## [What the task asks]
Which lines run from the line with "Convert this screenshot" to the end of the entries? Write out exactly those, leaving out the pictures.

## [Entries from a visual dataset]
▬▬▬▬▬▬
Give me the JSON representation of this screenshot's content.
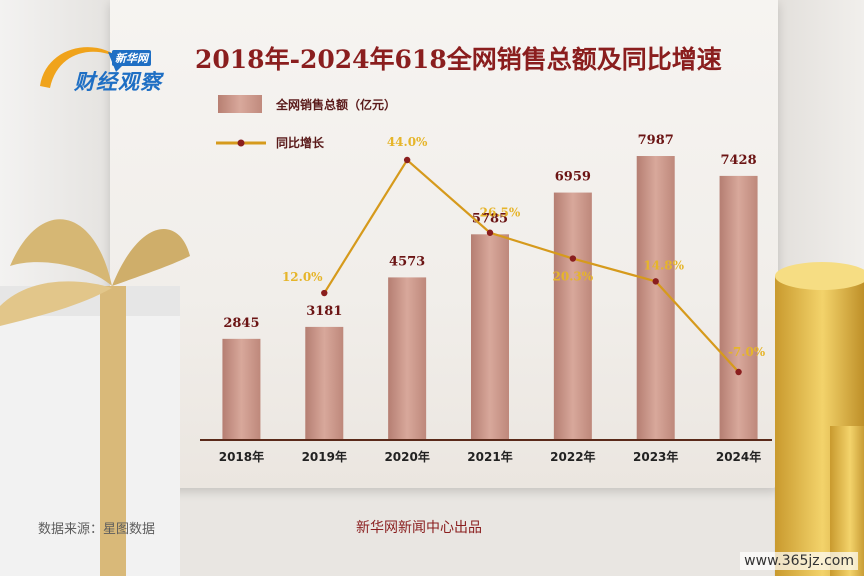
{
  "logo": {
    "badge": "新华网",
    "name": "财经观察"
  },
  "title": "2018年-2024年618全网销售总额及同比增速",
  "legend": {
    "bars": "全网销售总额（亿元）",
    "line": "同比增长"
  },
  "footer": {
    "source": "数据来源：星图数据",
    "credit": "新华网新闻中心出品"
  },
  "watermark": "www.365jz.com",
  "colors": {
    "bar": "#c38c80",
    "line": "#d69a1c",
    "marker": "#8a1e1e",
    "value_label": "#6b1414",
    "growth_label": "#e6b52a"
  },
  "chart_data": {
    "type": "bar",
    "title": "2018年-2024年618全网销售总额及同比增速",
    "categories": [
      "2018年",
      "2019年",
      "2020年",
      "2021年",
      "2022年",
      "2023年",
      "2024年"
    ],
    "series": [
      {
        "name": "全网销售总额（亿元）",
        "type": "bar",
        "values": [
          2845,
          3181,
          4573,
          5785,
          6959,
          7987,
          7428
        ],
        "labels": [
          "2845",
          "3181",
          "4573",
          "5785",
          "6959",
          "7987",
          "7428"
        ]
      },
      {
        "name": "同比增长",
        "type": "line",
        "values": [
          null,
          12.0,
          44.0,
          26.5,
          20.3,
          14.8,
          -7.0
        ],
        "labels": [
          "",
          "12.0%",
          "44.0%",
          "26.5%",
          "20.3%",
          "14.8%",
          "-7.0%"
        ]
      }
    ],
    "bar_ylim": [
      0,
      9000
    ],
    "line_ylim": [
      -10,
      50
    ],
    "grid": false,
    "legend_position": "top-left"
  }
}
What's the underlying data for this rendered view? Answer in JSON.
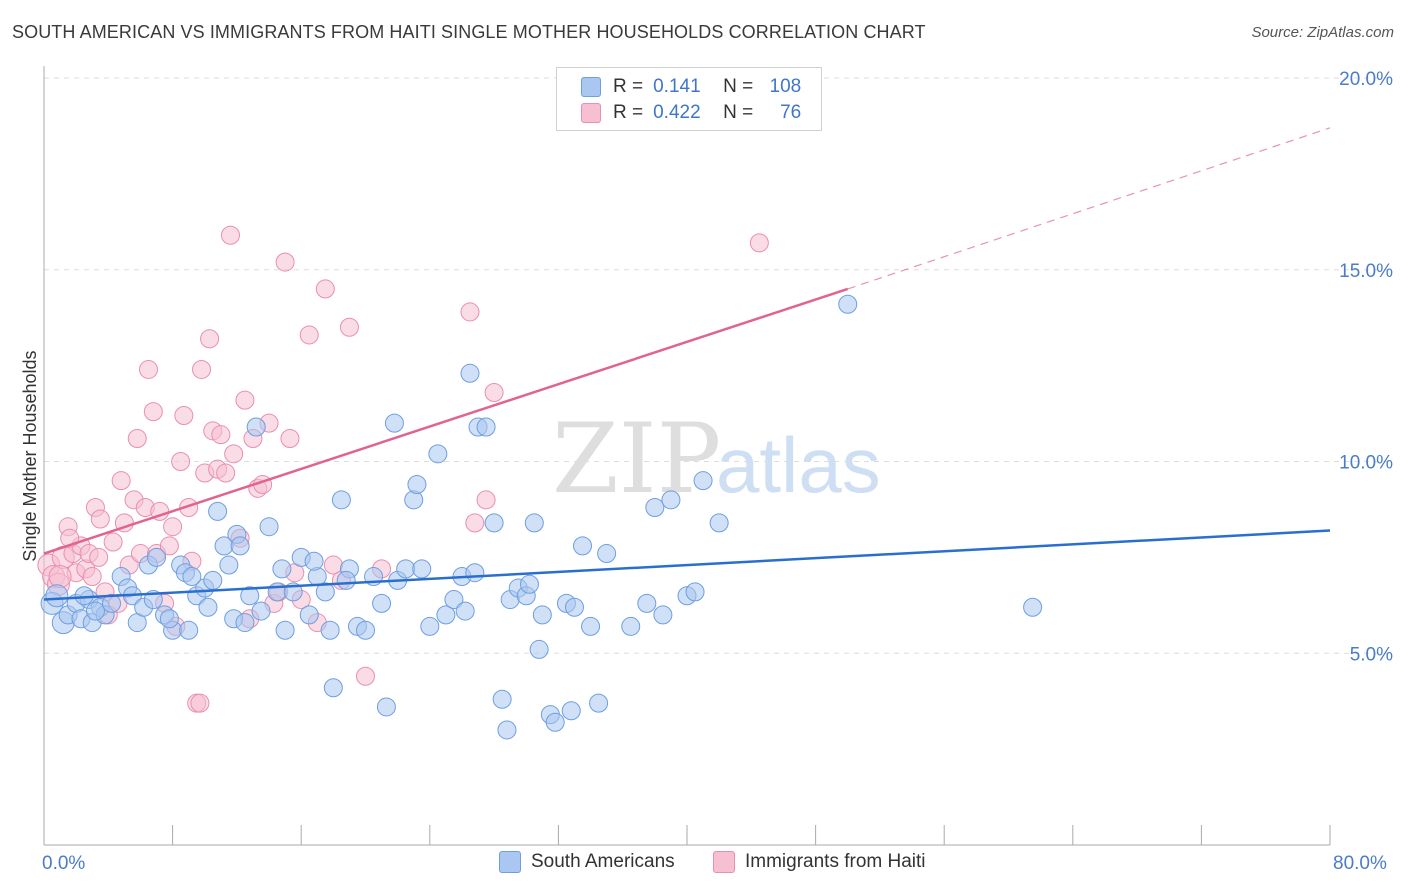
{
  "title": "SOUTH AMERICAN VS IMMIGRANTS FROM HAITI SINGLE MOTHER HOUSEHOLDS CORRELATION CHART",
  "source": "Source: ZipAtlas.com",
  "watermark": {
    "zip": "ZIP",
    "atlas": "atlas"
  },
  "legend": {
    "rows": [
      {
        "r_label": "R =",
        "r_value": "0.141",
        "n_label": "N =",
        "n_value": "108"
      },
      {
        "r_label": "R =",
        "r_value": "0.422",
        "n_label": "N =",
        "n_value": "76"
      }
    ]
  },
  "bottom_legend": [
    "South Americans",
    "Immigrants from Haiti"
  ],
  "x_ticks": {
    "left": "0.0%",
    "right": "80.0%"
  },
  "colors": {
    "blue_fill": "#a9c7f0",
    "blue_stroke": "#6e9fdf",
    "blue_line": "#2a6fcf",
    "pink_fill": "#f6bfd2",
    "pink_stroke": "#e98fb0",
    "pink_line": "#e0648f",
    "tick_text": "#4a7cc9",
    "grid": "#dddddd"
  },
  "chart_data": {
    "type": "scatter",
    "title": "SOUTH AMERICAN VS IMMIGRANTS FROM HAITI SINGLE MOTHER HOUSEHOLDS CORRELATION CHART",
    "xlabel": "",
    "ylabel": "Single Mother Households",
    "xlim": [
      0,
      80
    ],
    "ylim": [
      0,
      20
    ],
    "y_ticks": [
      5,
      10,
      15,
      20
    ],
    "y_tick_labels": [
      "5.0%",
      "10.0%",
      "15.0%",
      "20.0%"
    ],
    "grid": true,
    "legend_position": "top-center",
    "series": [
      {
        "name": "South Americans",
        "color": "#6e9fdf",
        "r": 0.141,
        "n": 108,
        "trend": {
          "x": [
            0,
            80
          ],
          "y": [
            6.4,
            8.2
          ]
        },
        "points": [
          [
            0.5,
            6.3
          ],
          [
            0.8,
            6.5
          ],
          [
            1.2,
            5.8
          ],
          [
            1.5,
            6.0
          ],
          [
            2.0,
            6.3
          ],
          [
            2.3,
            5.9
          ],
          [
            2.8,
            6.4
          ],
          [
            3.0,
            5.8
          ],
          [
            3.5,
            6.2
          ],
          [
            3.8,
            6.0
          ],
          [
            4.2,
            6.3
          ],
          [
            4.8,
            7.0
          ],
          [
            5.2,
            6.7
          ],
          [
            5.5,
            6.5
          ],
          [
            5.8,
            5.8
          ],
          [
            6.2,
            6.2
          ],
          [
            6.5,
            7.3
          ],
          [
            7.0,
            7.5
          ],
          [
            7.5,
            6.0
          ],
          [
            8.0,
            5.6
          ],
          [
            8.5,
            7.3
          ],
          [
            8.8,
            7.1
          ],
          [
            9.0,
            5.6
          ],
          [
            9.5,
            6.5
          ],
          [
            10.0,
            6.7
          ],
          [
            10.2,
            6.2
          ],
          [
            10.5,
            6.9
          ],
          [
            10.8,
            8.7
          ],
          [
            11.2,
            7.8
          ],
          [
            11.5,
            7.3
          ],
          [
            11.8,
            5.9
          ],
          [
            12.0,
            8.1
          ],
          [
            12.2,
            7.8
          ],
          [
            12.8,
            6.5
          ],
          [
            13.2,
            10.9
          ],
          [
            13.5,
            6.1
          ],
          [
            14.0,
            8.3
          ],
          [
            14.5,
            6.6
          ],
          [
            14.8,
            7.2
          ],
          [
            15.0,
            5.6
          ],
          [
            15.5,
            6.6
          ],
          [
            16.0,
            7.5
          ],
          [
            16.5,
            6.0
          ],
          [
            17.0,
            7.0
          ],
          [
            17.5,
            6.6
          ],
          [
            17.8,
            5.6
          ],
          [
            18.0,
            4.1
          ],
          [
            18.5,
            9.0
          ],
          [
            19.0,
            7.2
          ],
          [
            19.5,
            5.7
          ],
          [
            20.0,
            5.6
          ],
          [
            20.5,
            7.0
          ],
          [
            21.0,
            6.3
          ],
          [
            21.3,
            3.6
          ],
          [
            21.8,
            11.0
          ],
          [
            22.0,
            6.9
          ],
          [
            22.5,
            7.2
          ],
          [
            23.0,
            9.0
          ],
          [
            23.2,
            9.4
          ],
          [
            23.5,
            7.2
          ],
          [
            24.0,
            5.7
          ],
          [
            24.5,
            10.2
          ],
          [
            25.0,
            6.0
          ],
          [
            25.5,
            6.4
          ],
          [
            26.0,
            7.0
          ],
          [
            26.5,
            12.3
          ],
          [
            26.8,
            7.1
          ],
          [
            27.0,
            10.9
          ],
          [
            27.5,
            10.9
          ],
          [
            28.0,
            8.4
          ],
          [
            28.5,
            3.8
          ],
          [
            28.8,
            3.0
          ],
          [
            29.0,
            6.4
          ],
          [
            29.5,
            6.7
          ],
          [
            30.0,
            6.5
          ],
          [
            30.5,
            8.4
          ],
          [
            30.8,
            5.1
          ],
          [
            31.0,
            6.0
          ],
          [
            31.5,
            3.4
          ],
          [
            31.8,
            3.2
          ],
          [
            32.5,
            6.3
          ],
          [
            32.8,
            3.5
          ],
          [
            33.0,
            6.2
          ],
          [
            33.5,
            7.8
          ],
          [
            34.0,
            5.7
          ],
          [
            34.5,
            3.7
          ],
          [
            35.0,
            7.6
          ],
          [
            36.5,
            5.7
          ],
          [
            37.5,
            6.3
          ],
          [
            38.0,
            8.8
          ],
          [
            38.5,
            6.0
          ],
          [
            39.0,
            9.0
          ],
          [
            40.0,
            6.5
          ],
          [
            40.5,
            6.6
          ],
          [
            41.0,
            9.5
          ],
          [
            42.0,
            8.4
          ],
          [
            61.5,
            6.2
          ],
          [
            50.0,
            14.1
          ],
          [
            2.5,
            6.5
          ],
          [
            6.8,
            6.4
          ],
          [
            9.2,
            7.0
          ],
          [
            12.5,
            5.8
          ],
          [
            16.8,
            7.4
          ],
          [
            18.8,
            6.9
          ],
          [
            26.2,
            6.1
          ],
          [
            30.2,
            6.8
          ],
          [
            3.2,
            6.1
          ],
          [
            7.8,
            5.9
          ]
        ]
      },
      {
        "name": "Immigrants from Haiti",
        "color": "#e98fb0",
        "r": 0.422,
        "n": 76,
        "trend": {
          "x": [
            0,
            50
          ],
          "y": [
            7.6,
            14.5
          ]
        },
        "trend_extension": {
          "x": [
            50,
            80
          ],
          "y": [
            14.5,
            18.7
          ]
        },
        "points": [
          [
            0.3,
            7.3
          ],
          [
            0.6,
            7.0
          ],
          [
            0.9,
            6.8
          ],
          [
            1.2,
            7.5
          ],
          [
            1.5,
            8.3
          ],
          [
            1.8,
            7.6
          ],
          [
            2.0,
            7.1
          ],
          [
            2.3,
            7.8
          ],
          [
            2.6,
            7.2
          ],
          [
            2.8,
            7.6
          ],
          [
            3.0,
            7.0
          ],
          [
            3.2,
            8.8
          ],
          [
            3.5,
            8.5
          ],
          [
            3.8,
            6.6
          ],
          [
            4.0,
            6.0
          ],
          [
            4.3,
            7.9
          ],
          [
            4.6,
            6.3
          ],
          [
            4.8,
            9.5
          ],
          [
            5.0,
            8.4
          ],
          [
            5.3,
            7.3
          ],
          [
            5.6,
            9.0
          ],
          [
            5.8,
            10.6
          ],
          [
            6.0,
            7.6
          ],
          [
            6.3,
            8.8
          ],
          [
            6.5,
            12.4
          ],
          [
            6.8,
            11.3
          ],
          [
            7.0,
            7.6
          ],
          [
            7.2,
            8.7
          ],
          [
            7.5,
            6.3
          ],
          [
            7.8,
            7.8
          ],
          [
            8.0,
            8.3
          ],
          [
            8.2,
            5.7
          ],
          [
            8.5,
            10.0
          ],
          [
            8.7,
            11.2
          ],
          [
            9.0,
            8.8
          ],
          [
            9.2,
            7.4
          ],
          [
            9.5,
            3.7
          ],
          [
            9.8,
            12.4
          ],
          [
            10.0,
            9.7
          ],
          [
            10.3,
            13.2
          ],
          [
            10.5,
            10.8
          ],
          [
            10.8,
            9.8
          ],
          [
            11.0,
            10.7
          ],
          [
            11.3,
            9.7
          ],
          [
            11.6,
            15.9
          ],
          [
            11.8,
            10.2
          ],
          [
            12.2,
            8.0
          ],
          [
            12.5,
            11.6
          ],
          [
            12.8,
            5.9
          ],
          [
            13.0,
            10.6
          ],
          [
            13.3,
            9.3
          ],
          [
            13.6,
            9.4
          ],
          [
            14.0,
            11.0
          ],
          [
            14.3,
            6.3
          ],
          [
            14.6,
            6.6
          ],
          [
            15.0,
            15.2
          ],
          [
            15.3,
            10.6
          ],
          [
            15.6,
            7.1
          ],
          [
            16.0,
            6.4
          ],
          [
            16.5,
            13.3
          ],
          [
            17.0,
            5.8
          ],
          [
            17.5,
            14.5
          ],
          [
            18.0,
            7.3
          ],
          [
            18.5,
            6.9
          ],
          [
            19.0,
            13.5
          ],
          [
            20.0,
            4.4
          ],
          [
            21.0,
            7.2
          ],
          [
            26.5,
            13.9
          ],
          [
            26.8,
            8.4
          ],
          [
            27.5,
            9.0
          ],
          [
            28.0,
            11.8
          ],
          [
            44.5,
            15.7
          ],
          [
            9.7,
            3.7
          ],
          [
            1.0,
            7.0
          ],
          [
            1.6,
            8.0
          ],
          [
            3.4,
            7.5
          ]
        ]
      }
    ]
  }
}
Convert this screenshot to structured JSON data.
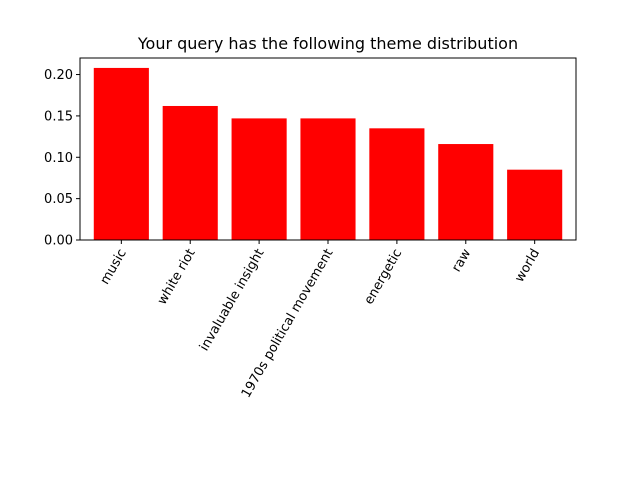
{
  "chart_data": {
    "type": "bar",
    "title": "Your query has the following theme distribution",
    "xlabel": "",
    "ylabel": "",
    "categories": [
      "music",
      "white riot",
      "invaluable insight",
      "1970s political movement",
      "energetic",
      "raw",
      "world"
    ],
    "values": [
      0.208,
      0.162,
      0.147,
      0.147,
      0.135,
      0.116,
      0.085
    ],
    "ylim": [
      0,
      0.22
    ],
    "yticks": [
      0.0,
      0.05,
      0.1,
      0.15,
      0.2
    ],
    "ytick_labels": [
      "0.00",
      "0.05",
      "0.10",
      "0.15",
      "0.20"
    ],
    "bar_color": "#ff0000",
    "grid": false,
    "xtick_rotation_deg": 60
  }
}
▬▬▬▬▬▬
## [Task answer]
Convert this screenshot to structured JSON data.
{
  "chart_data": {
    "type": "bar",
    "title": "Your query has the following theme distribution",
    "xlabel": "",
    "ylabel": "",
    "categories": [
      "music",
      "white riot",
      "invaluable insight",
      "1970s political movement",
      "energetic",
      "raw",
      "world"
    ],
    "values": [
      0.208,
      0.162,
      0.147,
      0.147,
      0.135,
      0.116,
      0.085
    ],
    "ylim": [
      0,
      0.22
    ],
    "yticks": [
      0.0,
      0.05,
      0.1,
      0.15,
      0.2
    ],
    "ytick_labels": [
      "0.00",
      "0.05",
      "0.10",
      "0.15",
      "0.20"
    ],
    "bar_color": "#ff0000",
    "grid": false,
    "xtick_rotation_deg": 60
  }
}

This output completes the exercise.